[Task to complete] Each entry below is to be written out exactly, and the pictures are to be left out.

[Provided records]
## START

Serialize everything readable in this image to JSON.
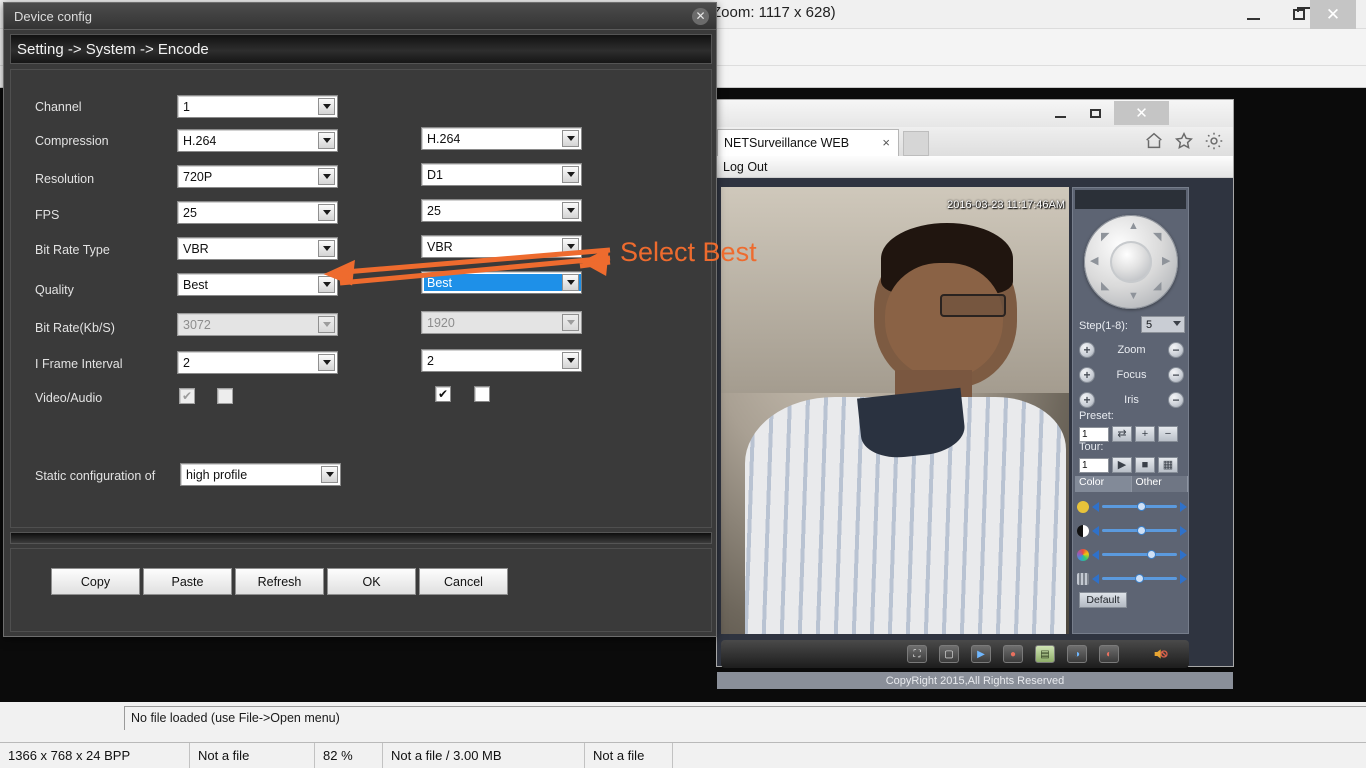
{
  "viewer": {
    "title": "Zoom: 1117 x 628)",
    "status_message": "No file loaded (use File->Open menu)",
    "window_controls": {
      "minimize": "minimize-icon",
      "restore": "restore-icon",
      "close": "✕"
    },
    "statusbar": [
      "1366 x 768 x 24 BPP",
      "Not a file",
      "82 %",
      "Not a file / 3.00 MB",
      "Not a file"
    ]
  },
  "browser": {
    "tab_title": "NETSurveillance WEB",
    "tab_close": "×",
    "menu_item": "Log Out",
    "toolbar_icons": [
      "home-icon",
      "favorites-star-icon",
      "settings-gear-icon"
    ],
    "window_controls": {
      "minimize": "minimize-icon",
      "maximize": "maximize-icon",
      "close": "✕"
    },
    "copyright": "CopyRight 2015,All Rights Reserved",
    "video": {
      "timestamp": "2016-03-23 11:17:46AM"
    },
    "video_toolbar": {
      "icons": [
        "fullscreen-icon",
        "single-window-icon",
        "start-record-icon",
        "stop-record-icon",
        "snapshot-icon",
        "start-talk-icon",
        "stop-talk-icon"
      ],
      "speaker": "speaker-muted-icon"
    },
    "ptz": {
      "step_label": "Step(1-8):",
      "step_value": "5",
      "zoom_label": "Zoom",
      "focus_label": "Focus",
      "iris_label": "Iris",
      "plus": "+",
      "minus": "−",
      "preset_label": "Preset:",
      "preset_value": "1",
      "preset_buttons": [
        "goto-preset-icon",
        "add-preset-icon",
        "remove-preset-icon"
      ],
      "tour_label": "Tour:",
      "tour_value": "1",
      "tour_buttons": [
        "tour-play-icon",
        "tour-stop-icon",
        "tour-grid-icon"
      ],
      "tabs": [
        "Color",
        "Other"
      ],
      "selected_tab": "Color",
      "sliders": [
        {
          "name": "brightness-slider",
          "icon_color": "#e8c33a",
          "value": 50
        },
        {
          "name": "contrast-slider",
          "icon_color": "#ffffff",
          "value": 50
        },
        {
          "name": "saturation-slider",
          "icon_color": "#9b59b6",
          "value": 62
        },
        {
          "name": "hue-slider",
          "icon_color": "#c3c8d1",
          "value": 46
        }
      ],
      "default_button": "Default"
    }
  },
  "dialog": {
    "title": "Device config",
    "close": "✕",
    "breadcrumb": "Setting -> System -> Encode",
    "fields": [
      {
        "label": "Channel",
        "main": "1",
        "sub": null,
        "type": "combo"
      },
      {
        "label": "Compression",
        "main": "H.264",
        "sub": "H.264",
        "type": "combo"
      },
      {
        "label": "Resolution",
        "main": "720P",
        "sub": "D1",
        "type": "combo"
      },
      {
        "label": "FPS",
        "main": "25",
        "sub": "25",
        "type": "combo"
      },
      {
        "label": "Bit Rate Type",
        "main": "VBR",
        "sub": "VBR",
        "type": "combo"
      },
      {
        "label": "Quality",
        "main": "Best",
        "sub": "Best",
        "type": "combo"
      },
      {
        "label": "Bit Rate(Kb/S)",
        "main": "3072",
        "sub": "1920",
        "type": "combo-disabled"
      },
      {
        "label": "I Frame Interval",
        "main": "2",
        "sub": "2",
        "type": "combo"
      },
      {
        "label": "Video/Audio",
        "main": null,
        "sub": null,
        "type": "checkbox"
      }
    ],
    "static_config": {
      "label": "Static configuration of",
      "value": "high profile"
    },
    "buttons": [
      "Copy",
      "Paste",
      "Refresh",
      "OK",
      "Cancel"
    ]
  },
  "annotation": {
    "text": "Select Best",
    "color": "#ee6b2e"
  }
}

## END

[Correct response]
Serialize everything readable in this image to JSON.
{
  "viewer": {
    "title": "Zoom: 1117 x 628)",
    "status_message": "No file loaded (use File->Open menu)",
    "window_controls": {
      "minimize": "minimize-icon",
      "restore": "restore-icon",
      "close": "✕"
    },
    "statusbar": [
      "1366 x 768 x 24 BPP",
      "Not a file",
      "82 %",
      "Not a file / 3.00 MB",
      "Not a file"
    ]
  },
  "browser": {
    "tab_title": "NETSurveillance WEB",
    "tab_close": "×",
    "menu_item": "Log Out",
    "toolbar_icons": [
      "home-icon",
      "favorites-star-icon",
      "settings-gear-icon"
    ],
    "window_controls": {
      "minimize": "minimize-icon",
      "maximize": "maximize-icon",
      "close": "✕"
    },
    "copyright": "CopyRight 2015,All Rights Reserved",
    "video": {
      "timestamp": "2016-03-23 11:17:46AM"
    },
    "video_toolbar": {
      "icons": [
        "fullscreen-icon",
        "single-window-icon",
        "start-record-icon",
        "stop-record-icon",
        "snapshot-icon",
        "start-talk-icon",
        "stop-talk-icon"
      ],
      "speaker": "speaker-muted-icon"
    },
    "ptz": {
      "step_label": "Step(1-8):",
      "step_value": "5",
      "zoom_label": "Zoom",
      "focus_label": "Focus",
      "iris_label": "Iris",
      "plus": "+",
      "minus": "−",
      "preset_label": "Preset:",
      "preset_value": "1",
      "preset_buttons": [
        "goto-preset-icon",
        "add-preset-icon",
        "remove-preset-icon"
      ],
      "tour_label": "Tour:",
      "tour_value": "1",
      "tour_buttons": [
        "tour-play-icon",
        "tour-stop-icon",
        "tour-grid-icon"
      ],
      "tabs": [
        "Color",
        "Other"
      ],
      "selected_tab": "Color",
      "sliders": [
        {
          "name": "brightness-slider",
          "icon_color": "#e8c33a",
          "value": 50
        },
        {
          "name": "contrast-slider",
          "icon_color": "#ffffff",
          "value": 50
        },
        {
          "name": "saturation-slider",
          "icon_color": "#9b59b6",
          "value": 62
        },
        {
          "name": "hue-slider",
          "icon_color": "#c3c8d1",
          "value": 46
        }
      ],
      "default_button": "Default"
    }
  },
  "dialog": {
    "title": "Device config",
    "close": "✕",
    "breadcrumb": "Setting -> System -> Encode",
    "fields": [
      {
        "label": "Channel",
        "main": "1",
        "sub": null,
        "type": "combo"
      },
      {
        "label": "Compression",
        "main": "H.264",
        "sub": "H.264",
        "type": "combo"
      },
      {
        "label": "Resolution",
        "main": "720P",
        "sub": "D1",
        "type": "combo"
      },
      {
        "label": "FPS",
        "main": "25",
        "sub": "25",
        "type": "combo"
      },
      {
        "label": "Bit Rate Type",
        "main": "VBR",
        "sub": "VBR",
        "type": "combo"
      },
      {
        "label": "Quality",
        "main": "Best",
        "sub": "Best",
        "type": "combo"
      },
      {
        "label": "Bit Rate(Kb/S)",
        "main": "3072",
        "sub": "1920",
        "type": "combo-disabled"
      },
      {
        "label": "I Frame Interval",
        "main": "2",
        "sub": "2",
        "type": "combo"
      },
      {
        "label": "Video/Audio",
        "main": null,
        "sub": null,
        "type": "checkbox"
      }
    ],
    "static_config": {
      "label": "Static configuration of",
      "value": "high profile"
    },
    "buttons": [
      "Copy",
      "Paste",
      "Refresh",
      "OK",
      "Cancel"
    ]
  },
  "annotation": {
    "text": "Select Best",
    "color": "#ee6b2e"
  }
}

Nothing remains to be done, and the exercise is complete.